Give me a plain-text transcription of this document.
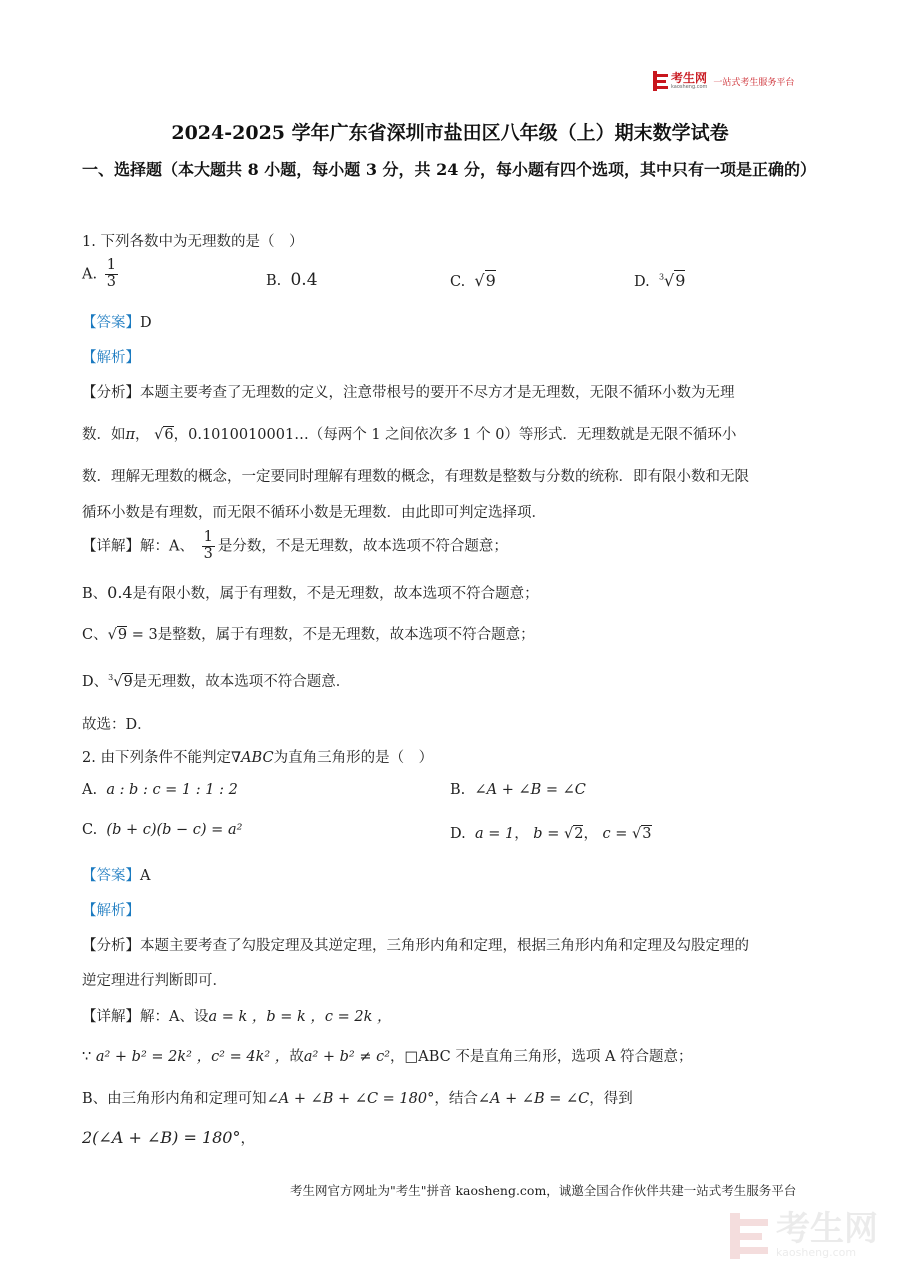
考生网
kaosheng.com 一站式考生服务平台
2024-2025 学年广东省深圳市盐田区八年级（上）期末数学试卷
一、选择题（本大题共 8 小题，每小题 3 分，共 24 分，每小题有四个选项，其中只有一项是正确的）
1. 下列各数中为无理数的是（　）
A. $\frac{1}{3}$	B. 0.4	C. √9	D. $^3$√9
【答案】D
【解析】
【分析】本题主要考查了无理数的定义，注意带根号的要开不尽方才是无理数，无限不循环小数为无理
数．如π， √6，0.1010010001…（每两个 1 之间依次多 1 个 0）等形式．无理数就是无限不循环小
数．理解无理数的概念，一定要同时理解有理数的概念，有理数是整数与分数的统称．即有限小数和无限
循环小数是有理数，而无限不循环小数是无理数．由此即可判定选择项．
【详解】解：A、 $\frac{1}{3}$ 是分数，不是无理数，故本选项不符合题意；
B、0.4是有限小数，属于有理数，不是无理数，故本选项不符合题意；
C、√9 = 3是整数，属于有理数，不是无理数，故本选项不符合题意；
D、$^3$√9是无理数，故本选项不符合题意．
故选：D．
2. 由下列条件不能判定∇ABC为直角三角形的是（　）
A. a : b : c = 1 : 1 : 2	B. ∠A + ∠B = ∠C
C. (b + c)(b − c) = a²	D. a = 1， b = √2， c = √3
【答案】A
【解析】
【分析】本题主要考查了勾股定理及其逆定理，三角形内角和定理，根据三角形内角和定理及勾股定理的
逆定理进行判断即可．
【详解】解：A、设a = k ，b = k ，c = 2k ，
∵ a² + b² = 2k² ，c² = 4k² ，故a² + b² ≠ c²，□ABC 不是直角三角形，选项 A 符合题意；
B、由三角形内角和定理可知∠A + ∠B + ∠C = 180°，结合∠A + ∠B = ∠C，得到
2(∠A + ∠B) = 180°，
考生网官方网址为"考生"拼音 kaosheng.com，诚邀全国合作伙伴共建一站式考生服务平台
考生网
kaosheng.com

**Given request**.
Find "不是无理数". Copy every line it occurs in.

**Solution to the exercise**.
【详解】解：A、 $\frac{1}{3}$ 是分数，不是无理数，故本选项不符合题意；
B、0.4是有限小数，属于有理数，不是无理数，故本选项不符合题意；
C、√9 = 3是整数，属于有理数，不是无理数，故本选项不符合题意；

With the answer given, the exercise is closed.